Exercise requirements: Copy the lines that follow, keeping every character the same.
§
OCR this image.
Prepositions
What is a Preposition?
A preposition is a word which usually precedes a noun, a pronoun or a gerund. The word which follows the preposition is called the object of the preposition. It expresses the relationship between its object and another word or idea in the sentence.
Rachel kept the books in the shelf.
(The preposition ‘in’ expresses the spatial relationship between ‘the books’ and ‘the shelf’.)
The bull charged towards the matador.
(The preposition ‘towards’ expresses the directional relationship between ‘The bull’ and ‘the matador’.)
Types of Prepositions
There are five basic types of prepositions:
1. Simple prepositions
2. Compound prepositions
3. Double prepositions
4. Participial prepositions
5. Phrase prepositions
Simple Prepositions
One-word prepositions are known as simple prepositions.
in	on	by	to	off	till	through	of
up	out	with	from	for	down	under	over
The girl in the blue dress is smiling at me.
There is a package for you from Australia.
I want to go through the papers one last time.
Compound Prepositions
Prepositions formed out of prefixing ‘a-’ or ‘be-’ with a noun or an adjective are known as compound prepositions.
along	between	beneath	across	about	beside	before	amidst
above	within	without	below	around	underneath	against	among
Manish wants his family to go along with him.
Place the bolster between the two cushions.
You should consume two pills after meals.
§
Full solution:
OCR this image.
Prepositions
What is a Preposition?
A preposition is a word which usually precedes a noun, a pronoun or a gerund. The word which follows the preposition is called the object of the preposition. It expresses the relationship between its object and another word or idea in the sentence.
Rachel kept the books in the shelf.
(The preposition ‘in’ expresses the spatial relationship between ‘the books’ and ‘the shelf’.)
The bull charged towards the matador.
(The preposition ‘towards’ expresses the directional relationship between ‘The bull’ and ‘the matador’.)
Types of Prepositions
There are five basic types of prepositions:
1. Simple prepositions
2. Compound prepositions
3. Double prepositions
4. Participial prepositions
5. Phrase prepositions
Simple Prepositions
One-word prepositions are known as simple prepositions.
in	on	by	to	off	till	through	of
up	out	with	from	for	down	under	over
The girl in the blue dress is smiling at me.
There is a package for you from Australia.
I want to go through the papers one last time.
Compound Prepositions
Prepositions formed out of prefixing ‘a-’ or ‘be-’ with a noun or an adjective are known as compound prepositions.
along	between	beneath	across	about	beside	before	amidst
above	within	without	below	around	underneath	against	among
Manish wants his family to go along with him.
Place the bolster between the two cushions.
You should consume two pills after meals.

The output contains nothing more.